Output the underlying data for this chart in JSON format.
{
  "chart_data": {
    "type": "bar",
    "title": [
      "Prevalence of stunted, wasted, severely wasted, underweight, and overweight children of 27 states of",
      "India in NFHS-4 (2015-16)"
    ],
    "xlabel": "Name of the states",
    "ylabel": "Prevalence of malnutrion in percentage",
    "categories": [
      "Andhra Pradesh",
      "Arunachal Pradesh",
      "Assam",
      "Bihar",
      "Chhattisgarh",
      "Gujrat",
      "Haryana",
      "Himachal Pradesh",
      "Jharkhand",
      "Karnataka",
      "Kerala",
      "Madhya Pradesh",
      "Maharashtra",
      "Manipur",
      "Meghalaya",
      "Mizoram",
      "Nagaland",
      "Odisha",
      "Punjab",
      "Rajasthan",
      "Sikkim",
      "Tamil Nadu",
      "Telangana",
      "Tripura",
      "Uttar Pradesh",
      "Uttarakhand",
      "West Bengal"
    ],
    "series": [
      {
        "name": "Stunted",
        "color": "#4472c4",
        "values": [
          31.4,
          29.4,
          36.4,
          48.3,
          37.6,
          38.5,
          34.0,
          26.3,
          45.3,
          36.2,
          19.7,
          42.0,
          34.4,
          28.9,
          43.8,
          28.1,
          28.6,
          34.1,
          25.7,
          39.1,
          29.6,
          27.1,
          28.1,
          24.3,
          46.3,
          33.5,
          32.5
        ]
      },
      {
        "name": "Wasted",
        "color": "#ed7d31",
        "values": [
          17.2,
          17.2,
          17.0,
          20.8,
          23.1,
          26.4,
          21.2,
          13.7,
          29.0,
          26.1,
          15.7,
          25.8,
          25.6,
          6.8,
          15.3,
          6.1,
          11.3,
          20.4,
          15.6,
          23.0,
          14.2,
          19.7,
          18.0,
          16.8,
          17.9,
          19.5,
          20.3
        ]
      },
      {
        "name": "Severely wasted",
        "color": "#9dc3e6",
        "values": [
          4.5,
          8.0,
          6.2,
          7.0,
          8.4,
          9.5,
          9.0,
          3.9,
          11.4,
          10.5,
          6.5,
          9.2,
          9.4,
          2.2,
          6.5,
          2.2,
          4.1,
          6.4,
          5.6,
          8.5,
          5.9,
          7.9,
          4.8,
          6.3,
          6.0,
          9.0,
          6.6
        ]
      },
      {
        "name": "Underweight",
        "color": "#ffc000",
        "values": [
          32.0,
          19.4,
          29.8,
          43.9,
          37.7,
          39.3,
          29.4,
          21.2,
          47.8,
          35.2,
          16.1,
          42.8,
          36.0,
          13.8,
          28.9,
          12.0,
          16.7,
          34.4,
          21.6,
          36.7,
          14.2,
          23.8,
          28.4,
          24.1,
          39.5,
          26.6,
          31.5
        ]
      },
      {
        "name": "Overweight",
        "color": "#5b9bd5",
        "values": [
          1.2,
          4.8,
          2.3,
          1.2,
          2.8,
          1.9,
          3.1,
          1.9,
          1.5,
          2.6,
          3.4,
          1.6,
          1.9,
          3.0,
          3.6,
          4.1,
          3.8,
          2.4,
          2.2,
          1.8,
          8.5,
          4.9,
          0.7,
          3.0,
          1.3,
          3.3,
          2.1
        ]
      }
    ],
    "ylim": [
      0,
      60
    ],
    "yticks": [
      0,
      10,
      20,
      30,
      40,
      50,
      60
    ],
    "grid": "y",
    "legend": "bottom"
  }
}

+ + +

▸ **Task brief**
Scan the material line by line and report each one that contains "states".

▸ **Response**
      "Prevalence of stunted, wasted, severely wasted, underweight, and overweight children of 27 states of",
    "xlabel": "Name of the states",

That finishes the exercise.